TASK DIRECTIONS
From the entries below, count the lines with "PAIGES". Write only the count.

+-------+

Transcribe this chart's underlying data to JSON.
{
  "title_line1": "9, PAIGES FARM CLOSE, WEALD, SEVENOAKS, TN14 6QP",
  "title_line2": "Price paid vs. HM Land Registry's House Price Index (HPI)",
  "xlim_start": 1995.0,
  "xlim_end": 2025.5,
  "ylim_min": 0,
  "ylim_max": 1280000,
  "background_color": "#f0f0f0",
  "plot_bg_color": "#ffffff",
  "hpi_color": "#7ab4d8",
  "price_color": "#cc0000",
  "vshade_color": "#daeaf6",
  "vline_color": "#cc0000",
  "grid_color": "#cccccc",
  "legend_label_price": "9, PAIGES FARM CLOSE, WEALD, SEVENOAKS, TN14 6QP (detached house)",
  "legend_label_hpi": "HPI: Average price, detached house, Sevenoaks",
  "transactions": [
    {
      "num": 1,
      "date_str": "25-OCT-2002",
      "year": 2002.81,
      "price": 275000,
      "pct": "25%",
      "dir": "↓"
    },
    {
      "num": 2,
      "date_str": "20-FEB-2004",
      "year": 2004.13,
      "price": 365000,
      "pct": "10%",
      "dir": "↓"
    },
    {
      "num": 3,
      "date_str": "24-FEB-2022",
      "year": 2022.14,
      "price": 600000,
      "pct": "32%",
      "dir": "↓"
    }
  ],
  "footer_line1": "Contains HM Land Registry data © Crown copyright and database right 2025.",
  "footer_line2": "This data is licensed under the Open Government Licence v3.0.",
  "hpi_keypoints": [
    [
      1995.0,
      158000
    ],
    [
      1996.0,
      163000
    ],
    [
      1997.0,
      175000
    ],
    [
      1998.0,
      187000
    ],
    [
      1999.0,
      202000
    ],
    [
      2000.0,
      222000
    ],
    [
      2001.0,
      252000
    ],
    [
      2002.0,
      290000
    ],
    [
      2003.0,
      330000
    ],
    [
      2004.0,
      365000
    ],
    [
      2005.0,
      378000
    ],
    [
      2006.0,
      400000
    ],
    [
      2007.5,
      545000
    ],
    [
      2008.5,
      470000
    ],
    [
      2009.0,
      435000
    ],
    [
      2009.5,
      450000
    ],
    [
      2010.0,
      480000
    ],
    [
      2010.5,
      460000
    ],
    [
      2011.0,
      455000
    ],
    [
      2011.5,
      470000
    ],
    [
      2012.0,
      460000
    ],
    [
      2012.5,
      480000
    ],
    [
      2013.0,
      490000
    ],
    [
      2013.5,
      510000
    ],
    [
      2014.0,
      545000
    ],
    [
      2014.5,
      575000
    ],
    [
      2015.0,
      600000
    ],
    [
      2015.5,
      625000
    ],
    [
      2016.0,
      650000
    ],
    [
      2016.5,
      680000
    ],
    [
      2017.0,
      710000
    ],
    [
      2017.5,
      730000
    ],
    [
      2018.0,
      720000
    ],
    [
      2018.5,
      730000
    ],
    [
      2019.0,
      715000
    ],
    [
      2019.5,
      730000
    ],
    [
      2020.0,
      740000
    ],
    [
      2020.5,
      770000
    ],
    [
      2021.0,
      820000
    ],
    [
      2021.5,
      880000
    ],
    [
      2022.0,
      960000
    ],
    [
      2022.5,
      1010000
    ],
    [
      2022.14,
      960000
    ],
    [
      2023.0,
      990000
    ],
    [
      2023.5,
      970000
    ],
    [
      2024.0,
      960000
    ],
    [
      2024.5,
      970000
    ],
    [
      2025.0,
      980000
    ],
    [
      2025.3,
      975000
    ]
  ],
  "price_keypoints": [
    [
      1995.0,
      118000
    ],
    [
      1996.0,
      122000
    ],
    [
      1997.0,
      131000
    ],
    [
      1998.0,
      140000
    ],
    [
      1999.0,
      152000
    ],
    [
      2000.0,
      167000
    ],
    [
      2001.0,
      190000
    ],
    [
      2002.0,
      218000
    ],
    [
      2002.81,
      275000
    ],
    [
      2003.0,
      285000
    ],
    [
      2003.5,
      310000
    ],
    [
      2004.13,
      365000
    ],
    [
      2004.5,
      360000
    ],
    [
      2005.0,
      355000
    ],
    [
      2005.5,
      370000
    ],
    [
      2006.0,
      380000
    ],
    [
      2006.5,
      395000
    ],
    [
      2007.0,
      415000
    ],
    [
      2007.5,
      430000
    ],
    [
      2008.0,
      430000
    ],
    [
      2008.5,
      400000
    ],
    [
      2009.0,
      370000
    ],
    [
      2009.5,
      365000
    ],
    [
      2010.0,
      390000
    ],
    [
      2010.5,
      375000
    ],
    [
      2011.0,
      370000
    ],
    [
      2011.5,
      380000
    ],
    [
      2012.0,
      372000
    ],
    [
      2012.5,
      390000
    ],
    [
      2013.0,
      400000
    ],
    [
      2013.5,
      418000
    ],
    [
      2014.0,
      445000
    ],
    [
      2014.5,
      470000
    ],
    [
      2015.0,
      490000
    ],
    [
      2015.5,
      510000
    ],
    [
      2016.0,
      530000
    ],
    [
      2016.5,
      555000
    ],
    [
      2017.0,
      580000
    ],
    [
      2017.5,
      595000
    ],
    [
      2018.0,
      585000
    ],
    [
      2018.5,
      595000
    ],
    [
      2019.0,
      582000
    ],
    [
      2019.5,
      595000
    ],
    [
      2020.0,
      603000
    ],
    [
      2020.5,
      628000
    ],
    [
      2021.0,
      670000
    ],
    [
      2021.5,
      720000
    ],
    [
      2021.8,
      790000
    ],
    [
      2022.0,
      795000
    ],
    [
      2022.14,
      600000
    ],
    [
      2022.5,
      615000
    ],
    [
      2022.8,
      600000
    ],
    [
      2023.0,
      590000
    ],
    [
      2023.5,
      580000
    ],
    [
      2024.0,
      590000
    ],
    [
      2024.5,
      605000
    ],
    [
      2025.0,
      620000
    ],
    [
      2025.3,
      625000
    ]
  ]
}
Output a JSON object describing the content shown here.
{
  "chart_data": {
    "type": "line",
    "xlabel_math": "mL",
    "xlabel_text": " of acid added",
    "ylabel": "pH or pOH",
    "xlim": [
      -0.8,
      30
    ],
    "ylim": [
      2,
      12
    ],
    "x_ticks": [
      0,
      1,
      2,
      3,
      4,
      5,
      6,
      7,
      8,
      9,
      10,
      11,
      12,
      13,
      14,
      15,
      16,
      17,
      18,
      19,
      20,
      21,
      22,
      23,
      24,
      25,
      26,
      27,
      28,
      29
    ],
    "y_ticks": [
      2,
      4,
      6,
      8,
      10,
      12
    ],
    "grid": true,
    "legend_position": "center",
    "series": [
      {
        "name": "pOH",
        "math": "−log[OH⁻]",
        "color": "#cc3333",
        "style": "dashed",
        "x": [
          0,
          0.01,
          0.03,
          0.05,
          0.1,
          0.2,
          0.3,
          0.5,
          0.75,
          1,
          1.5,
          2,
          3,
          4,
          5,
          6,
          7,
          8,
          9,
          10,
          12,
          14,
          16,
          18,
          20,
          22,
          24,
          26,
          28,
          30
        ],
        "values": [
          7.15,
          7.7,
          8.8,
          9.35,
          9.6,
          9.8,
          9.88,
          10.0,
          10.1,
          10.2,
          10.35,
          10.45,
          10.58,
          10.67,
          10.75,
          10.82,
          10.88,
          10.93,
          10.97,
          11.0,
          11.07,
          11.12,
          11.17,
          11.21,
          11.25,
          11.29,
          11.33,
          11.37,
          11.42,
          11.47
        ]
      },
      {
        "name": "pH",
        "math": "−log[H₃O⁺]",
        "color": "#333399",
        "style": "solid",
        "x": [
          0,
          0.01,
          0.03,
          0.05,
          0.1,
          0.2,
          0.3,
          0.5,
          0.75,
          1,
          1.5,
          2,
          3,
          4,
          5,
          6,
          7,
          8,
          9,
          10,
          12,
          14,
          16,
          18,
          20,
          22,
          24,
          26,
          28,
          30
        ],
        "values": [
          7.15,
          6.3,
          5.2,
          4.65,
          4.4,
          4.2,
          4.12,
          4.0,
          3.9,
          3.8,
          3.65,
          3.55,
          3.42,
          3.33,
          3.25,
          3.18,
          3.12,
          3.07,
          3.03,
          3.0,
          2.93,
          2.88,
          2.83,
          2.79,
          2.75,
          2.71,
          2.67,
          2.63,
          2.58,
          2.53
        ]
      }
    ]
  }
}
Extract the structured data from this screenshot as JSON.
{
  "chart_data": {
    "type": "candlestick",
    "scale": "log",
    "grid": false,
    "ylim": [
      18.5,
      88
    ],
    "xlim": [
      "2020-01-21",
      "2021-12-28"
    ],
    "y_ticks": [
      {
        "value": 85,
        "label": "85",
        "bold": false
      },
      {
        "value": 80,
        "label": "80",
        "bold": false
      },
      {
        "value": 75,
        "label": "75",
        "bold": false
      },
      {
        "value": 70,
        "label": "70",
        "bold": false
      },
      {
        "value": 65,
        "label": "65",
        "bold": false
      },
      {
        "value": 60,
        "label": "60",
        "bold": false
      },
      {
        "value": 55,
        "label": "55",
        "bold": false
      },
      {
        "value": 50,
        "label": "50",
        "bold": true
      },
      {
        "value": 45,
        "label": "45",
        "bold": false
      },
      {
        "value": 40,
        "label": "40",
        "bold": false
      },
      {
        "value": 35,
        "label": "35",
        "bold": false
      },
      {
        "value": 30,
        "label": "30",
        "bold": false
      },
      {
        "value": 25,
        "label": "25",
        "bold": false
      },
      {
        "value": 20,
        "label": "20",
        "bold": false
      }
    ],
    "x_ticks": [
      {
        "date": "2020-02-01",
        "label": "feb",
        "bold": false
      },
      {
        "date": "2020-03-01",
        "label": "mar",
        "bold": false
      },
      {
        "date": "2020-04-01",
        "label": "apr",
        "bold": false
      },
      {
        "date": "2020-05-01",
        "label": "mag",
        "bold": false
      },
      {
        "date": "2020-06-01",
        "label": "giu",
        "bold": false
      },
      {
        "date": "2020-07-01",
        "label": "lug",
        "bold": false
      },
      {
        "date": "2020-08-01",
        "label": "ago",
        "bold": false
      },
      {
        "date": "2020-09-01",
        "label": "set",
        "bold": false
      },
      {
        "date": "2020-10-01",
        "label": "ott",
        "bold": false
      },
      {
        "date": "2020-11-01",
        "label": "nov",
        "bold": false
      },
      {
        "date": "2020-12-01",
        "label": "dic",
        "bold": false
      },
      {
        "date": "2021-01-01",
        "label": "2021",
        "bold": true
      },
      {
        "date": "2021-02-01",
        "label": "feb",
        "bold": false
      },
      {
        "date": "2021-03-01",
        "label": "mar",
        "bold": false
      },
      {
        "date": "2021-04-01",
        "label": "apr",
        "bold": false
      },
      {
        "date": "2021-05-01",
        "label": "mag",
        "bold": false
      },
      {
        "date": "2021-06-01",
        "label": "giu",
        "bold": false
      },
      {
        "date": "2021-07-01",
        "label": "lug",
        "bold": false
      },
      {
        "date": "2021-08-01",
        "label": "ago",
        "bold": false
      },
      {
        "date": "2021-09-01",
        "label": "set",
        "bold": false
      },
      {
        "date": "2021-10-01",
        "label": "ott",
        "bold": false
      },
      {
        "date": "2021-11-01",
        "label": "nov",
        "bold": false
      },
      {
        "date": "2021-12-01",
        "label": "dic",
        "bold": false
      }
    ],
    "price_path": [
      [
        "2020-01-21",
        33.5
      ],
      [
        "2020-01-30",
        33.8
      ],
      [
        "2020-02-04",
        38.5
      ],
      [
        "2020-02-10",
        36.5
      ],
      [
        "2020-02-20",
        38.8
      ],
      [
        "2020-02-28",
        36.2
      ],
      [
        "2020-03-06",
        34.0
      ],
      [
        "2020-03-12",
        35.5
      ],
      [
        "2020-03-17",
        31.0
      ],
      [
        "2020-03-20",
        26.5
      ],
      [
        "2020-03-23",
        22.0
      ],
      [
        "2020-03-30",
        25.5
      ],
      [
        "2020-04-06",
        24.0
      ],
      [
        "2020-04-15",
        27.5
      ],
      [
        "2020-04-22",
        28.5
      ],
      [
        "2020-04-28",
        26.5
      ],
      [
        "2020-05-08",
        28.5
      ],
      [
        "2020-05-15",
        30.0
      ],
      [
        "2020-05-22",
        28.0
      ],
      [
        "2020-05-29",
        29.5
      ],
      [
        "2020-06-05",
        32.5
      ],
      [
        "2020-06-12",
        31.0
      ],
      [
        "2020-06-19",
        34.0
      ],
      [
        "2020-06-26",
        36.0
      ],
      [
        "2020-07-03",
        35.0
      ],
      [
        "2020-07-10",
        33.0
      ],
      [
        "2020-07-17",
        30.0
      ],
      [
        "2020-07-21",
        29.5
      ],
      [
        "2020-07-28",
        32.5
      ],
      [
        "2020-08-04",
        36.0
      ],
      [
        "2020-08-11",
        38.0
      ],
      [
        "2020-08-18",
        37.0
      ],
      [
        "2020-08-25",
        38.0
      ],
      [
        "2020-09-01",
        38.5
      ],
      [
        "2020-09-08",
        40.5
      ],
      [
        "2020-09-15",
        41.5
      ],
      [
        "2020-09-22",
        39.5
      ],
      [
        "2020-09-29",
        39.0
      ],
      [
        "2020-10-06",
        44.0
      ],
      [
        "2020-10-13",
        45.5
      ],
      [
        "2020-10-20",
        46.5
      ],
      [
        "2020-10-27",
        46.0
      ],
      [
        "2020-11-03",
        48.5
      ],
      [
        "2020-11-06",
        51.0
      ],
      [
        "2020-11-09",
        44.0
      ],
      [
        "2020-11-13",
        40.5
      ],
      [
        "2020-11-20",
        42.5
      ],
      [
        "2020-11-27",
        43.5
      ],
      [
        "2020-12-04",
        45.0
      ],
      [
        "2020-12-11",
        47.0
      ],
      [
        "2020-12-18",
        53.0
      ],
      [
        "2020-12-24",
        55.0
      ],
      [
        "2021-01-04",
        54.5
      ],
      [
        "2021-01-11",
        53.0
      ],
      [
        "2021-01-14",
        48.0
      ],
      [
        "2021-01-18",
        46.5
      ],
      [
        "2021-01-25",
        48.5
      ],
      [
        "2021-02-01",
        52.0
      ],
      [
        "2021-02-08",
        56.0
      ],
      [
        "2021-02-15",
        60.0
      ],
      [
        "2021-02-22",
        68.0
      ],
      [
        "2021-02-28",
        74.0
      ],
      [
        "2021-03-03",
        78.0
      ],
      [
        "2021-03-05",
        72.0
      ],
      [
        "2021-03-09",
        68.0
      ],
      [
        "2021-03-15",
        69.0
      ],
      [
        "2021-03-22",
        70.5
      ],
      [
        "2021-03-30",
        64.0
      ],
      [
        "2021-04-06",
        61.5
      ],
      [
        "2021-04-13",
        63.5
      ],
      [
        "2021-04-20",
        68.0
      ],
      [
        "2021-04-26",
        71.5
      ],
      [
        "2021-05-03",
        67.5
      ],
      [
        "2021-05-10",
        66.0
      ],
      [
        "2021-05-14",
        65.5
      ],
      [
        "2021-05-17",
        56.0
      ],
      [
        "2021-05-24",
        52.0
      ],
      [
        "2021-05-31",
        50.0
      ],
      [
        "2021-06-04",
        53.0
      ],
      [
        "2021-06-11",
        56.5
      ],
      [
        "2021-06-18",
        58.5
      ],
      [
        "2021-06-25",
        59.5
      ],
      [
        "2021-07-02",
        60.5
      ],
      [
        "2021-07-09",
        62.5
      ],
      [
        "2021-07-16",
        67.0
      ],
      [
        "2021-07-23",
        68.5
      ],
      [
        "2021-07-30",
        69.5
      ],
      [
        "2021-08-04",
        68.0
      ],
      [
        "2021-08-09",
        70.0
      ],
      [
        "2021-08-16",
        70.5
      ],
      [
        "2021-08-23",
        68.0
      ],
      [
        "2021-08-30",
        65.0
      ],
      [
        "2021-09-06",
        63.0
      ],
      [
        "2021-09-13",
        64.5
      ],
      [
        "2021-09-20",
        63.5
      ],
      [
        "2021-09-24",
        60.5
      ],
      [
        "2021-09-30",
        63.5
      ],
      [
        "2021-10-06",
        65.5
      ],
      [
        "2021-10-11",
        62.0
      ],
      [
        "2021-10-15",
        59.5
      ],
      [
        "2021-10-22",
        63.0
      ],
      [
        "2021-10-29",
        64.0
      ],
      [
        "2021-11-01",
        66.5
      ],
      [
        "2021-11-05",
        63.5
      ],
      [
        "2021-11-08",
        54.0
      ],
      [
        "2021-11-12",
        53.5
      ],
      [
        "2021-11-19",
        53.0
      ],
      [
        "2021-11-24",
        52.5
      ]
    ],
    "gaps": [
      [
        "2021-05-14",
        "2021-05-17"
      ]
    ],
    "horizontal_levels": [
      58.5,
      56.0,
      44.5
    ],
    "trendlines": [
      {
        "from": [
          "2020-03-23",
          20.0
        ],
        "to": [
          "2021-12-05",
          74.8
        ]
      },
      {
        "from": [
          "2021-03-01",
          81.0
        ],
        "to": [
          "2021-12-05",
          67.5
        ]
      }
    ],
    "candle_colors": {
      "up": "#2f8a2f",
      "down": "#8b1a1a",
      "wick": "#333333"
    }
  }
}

+-------+

TASK ANSWER
2